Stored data
[Begin]
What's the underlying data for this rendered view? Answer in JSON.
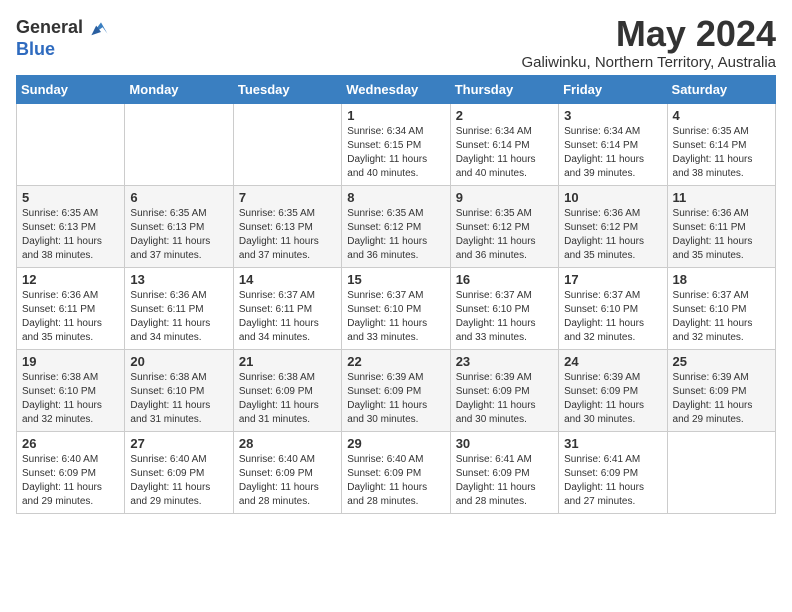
{
  "header": {
    "logo_line1": "General",
    "logo_line2": "Blue",
    "month": "May 2024",
    "location": "Galiwinku, Northern Territory, Australia"
  },
  "weekdays": [
    "Sunday",
    "Monday",
    "Tuesday",
    "Wednesday",
    "Thursday",
    "Friday",
    "Saturday"
  ],
  "weeks": [
    [
      {
        "day": "",
        "sunrise": "",
        "sunset": "",
        "daylight": ""
      },
      {
        "day": "",
        "sunrise": "",
        "sunset": "",
        "daylight": ""
      },
      {
        "day": "",
        "sunrise": "",
        "sunset": "",
        "daylight": ""
      },
      {
        "day": "1",
        "sunrise": "Sunrise: 6:34 AM",
        "sunset": "Sunset: 6:15 PM",
        "daylight": "Daylight: 11 hours and 40 minutes."
      },
      {
        "day": "2",
        "sunrise": "Sunrise: 6:34 AM",
        "sunset": "Sunset: 6:14 PM",
        "daylight": "Daylight: 11 hours and 40 minutes."
      },
      {
        "day": "3",
        "sunrise": "Sunrise: 6:34 AM",
        "sunset": "Sunset: 6:14 PM",
        "daylight": "Daylight: 11 hours and 39 minutes."
      },
      {
        "day": "4",
        "sunrise": "Sunrise: 6:35 AM",
        "sunset": "Sunset: 6:14 PM",
        "daylight": "Daylight: 11 hours and 38 minutes."
      }
    ],
    [
      {
        "day": "5",
        "sunrise": "Sunrise: 6:35 AM",
        "sunset": "Sunset: 6:13 PM",
        "daylight": "Daylight: 11 hours and 38 minutes."
      },
      {
        "day": "6",
        "sunrise": "Sunrise: 6:35 AM",
        "sunset": "Sunset: 6:13 PM",
        "daylight": "Daylight: 11 hours and 37 minutes."
      },
      {
        "day": "7",
        "sunrise": "Sunrise: 6:35 AM",
        "sunset": "Sunset: 6:13 PM",
        "daylight": "Daylight: 11 hours and 37 minutes."
      },
      {
        "day": "8",
        "sunrise": "Sunrise: 6:35 AM",
        "sunset": "Sunset: 6:12 PM",
        "daylight": "Daylight: 11 hours and 36 minutes."
      },
      {
        "day": "9",
        "sunrise": "Sunrise: 6:35 AM",
        "sunset": "Sunset: 6:12 PM",
        "daylight": "Daylight: 11 hours and 36 minutes."
      },
      {
        "day": "10",
        "sunrise": "Sunrise: 6:36 AM",
        "sunset": "Sunset: 6:12 PM",
        "daylight": "Daylight: 11 hours and 35 minutes."
      },
      {
        "day": "11",
        "sunrise": "Sunrise: 6:36 AM",
        "sunset": "Sunset: 6:11 PM",
        "daylight": "Daylight: 11 hours and 35 minutes."
      }
    ],
    [
      {
        "day": "12",
        "sunrise": "Sunrise: 6:36 AM",
        "sunset": "Sunset: 6:11 PM",
        "daylight": "Daylight: 11 hours and 35 minutes."
      },
      {
        "day": "13",
        "sunrise": "Sunrise: 6:36 AM",
        "sunset": "Sunset: 6:11 PM",
        "daylight": "Daylight: 11 hours and 34 minutes."
      },
      {
        "day": "14",
        "sunrise": "Sunrise: 6:37 AM",
        "sunset": "Sunset: 6:11 PM",
        "daylight": "Daylight: 11 hours and 34 minutes."
      },
      {
        "day": "15",
        "sunrise": "Sunrise: 6:37 AM",
        "sunset": "Sunset: 6:10 PM",
        "daylight": "Daylight: 11 hours and 33 minutes."
      },
      {
        "day": "16",
        "sunrise": "Sunrise: 6:37 AM",
        "sunset": "Sunset: 6:10 PM",
        "daylight": "Daylight: 11 hours and 33 minutes."
      },
      {
        "day": "17",
        "sunrise": "Sunrise: 6:37 AM",
        "sunset": "Sunset: 6:10 PM",
        "daylight": "Daylight: 11 hours and 32 minutes."
      },
      {
        "day": "18",
        "sunrise": "Sunrise: 6:37 AM",
        "sunset": "Sunset: 6:10 PM",
        "daylight": "Daylight: 11 hours and 32 minutes."
      }
    ],
    [
      {
        "day": "19",
        "sunrise": "Sunrise: 6:38 AM",
        "sunset": "Sunset: 6:10 PM",
        "daylight": "Daylight: 11 hours and 32 minutes."
      },
      {
        "day": "20",
        "sunrise": "Sunrise: 6:38 AM",
        "sunset": "Sunset: 6:10 PM",
        "daylight": "Daylight: 11 hours and 31 minutes."
      },
      {
        "day": "21",
        "sunrise": "Sunrise: 6:38 AM",
        "sunset": "Sunset: 6:09 PM",
        "daylight": "Daylight: 11 hours and 31 minutes."
      },
      {
        "day": "22",
        "sunrise": "Sunrise: 6:39 AM",
        "sunset": "Sunset: 6:09 PM",
        "daylight": "Daylight: 11 hours and 30 minutes."
      },
      {
        "day": "23",
        "sunrise": "Sunrise: 6:39 AM",
        "sunset": "Sunset: 6:09 PM",
        "daylight": "Daylight: 11 hours and 30 minutes."
      },
      {
        "day": "24",
        "sunrise": "Sunrise: 6:39 AM",
        "sunset": "Sunset: 6:09 PM",
        "daylight": "Daylight: 11 hours and 30 minutes."
      },
      {
        "day": "25",
        "sunrise": "Sunrise: 6:39 AM",
        "sunset": "Sunset: 6:09 PM",
        "daylight": "Daylight: 11 hours and 29 minutes."
      }
    ],
    [
      {
        "day": "26",
        "sunrise": "Sunrise: 6:40 AM",
        "sunset": "Sunset: 6:09 PM",
        "daylight": "Daylight: 11 hours and 29 minutes."
      },
      {
        "day": "27",
        "sunrise": "Sunrise: 6:40 AM",
        "sunset": "Sunset: 6:09 PM",
        "daylight": "Daylight: 11 hours and 29 minutes."
      },
      {
        "day": "28",
        "sunrise": "Sunrise: 6:40 AM",
        "sunset": "Sunset: 6:09 PM",
        "daylight": "Daylight: 11 hours and 28 minutes."
      },
      {
        "day": "29",
        "sunrise": "Sunrise: 6:40 AM",
        "sunset": "Sunset: 6:09 PM",
        "daylight": "Daylight: 11 hours and 28 minutes."
      },
      {
        "day": "30",
        "sunrise": "Sunrise: 6:41 AM",
        "sunset": "Sunset: 6:09 PM",
        "daylight": "Daylight: 11 hours and 28 minutes."
      },
      {
        "day": "31",
        "sunrise": "Sunrise: 6:41 AM",
        "sunset": "Sunset: 6:09 PM",
        "daylight": "Daylight: 11 hours and 27 minutes."
      },
      {
        "day": "",
        "sunrise": "",
        "sunset": "",
        "daylight": ""
      }
    ]
  ]
}
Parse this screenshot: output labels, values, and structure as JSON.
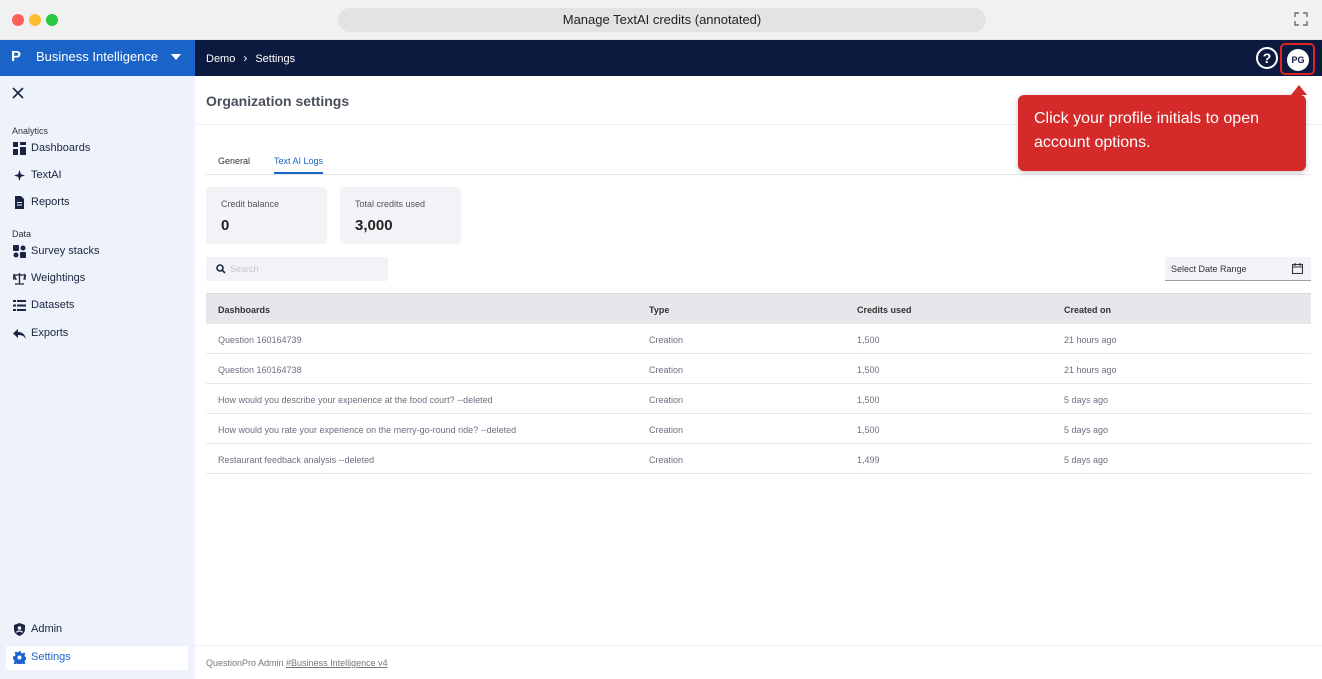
{
  "window": {
    "title": "Manage TextAI credits (annotated)"
  },
  "appbar": {
    "brand_logo": "P",
    "brand_label": "Business Intelligence",
    "breadcrumb": [
      "Demo",
      "Settings"
    ],
    "help": "?",
    "avatar_initials": "PG"
  },
  "sidebar": {
    "sections": {
      "analytics": "Analytics",
      "data": "Data"
    },
    "analytics_items": [
      {
        "label": "Dashboards",
        "icon": "dashboard-icon"
      },
      {
        "label": "TextAI",
        "icon": "sparkle-icon"
      },
      {
        "label": "Reports",
        "icon": "report-icon"
      }
    ],
    "data_items": [
      {
        "label": "Survey stacks",
        "icon": "stack-icon"
      },
      {
        "label": "Weightings",
        "icon": "scale-icon"
      },
      {
        "label": "Datasets",
        "icon": "list-icon"
      },
      {
        "label": "Exports",
        "icon": "export-icon"
      }
    ],
    "bottom_items": [
      {
        "label": "Admin",
        "icon": "shield-icon"
      },
      {
        "label": "Settings",
        "icon": "gear-icon",
        "active": true
      }
    ]
  },
  "main": {
    "title": "Organization settings",
    "tabs": [
      "General",
      "Text AI Logs"
    ],
    "active_tab": "Text AI Logs",
    "cards": [
      {
        "label": "Credit balance",
        "value": "0"
      },
      {
        "label": "Total credits used",
        "value": "3,000"
      }
    ],
    "search_placeholder": "Search",
    "date_range_label": "Select Date Range",
    "table": {
      "columns": [
        "Dashboards",
        "Type",
        "Credits used",
        "Created on"
      ],
      "rows": [
        [
          "Question 160164739",
          "Creation",
          "1,500",
          "21 hours ago"
        ],
        [
          "Question 160164738",
          "Creation",
          "1,500",
          "21 hours ago"
        ],
        [
          "How would you describe your experience at the food court? --deleted",
          "Creation",
          "1,500",
          "5 days ago"
        ],
        [
          "How would you rate your experience on the merry-go-round ride? --deleted",
          "Creation",
          "1,500",
          "5 days ago"
        ],
        [
          "Restaurant feedback analysis --deleted",
          "Creation",
          "1,499",
          "5 days ago"
        ]
      ]
    },
    "footer": {
      "text": "QuestionPro Admin ",
      "link": "#Business Intelligence v4"
    }
  },
  "annotation": {
    "text": "Click your profile initials to open account options."
  },
  "colors": {
    "brand": "#1a63c9",
    "appbar": "#0d1a3f",
    "callout": "#d42a2a",
    "sidebar": "#eef2fb"
  }
}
[End]
Locate the word "your" in the records above, and return each line that has it.

▶ _WRITTEN ANSWER_
          "How would you describe your experience at the food court? --deleted",
          "How would you rate your experience on the merry-go-round ride? --deleted",
    "text": "Click your profile initials to open account options."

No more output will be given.